Data items
============================================================
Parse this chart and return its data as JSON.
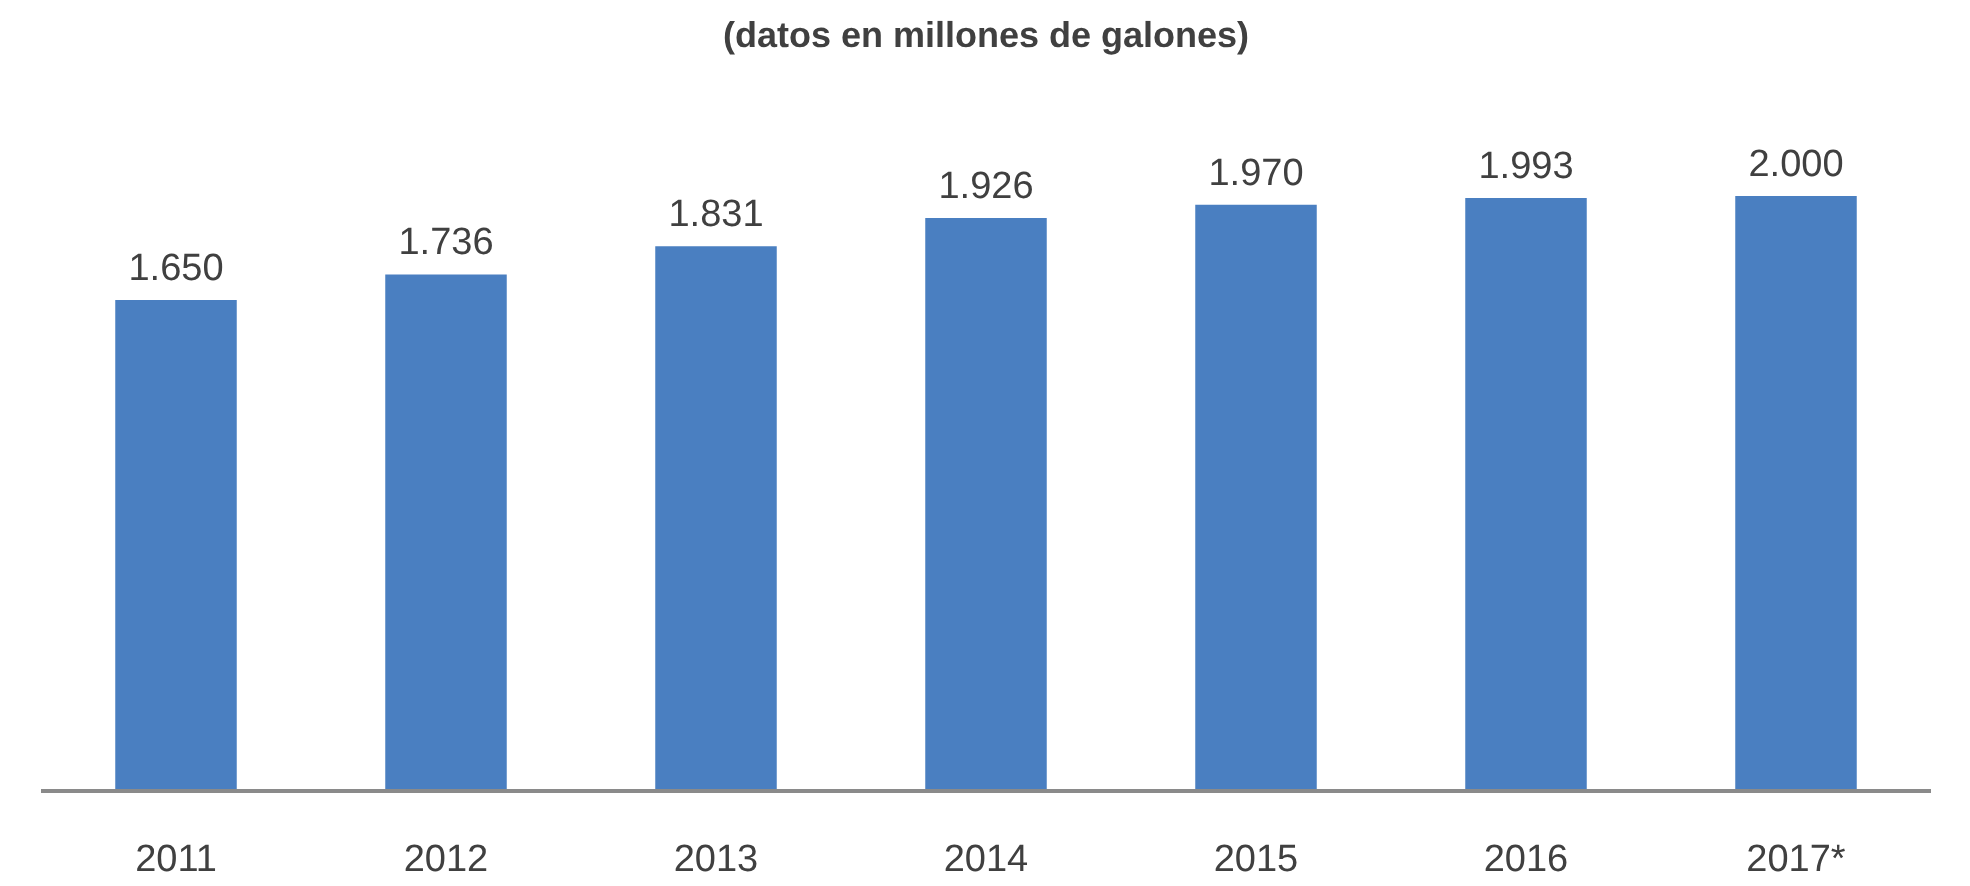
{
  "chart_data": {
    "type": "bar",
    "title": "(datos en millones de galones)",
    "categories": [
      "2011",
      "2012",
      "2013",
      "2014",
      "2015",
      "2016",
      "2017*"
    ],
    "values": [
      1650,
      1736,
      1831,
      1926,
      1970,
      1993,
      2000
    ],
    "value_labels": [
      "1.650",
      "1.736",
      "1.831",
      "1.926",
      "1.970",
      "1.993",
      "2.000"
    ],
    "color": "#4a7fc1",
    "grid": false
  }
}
============================================================
Output the lines above in full and exactly as given, omitting any pictures.

> SOLUTION FOR THIS PROBLEM
Parse this chart and return its data as JSON.
{
  "chart_data": {
    "type": "bar",
    "title": "(datos en millones de galones)",
    "categories": [
      "2011",
      "2012",
      "2013",
      "2014",
      "2015",
      "2016",
      "2017*"
    ],
    "values": [
      1650,
      1736,
      1831,
      1926,
      1970,
      1993,
      2000
    ],
    "value_labels": [
      "1.650",
      "1.736",
      "1.831",
      "1.926",
      "1.970",
      "1.993",
      "2.000"
    ],
    "color": "#4a7fc1",
    "grid": false
  }
}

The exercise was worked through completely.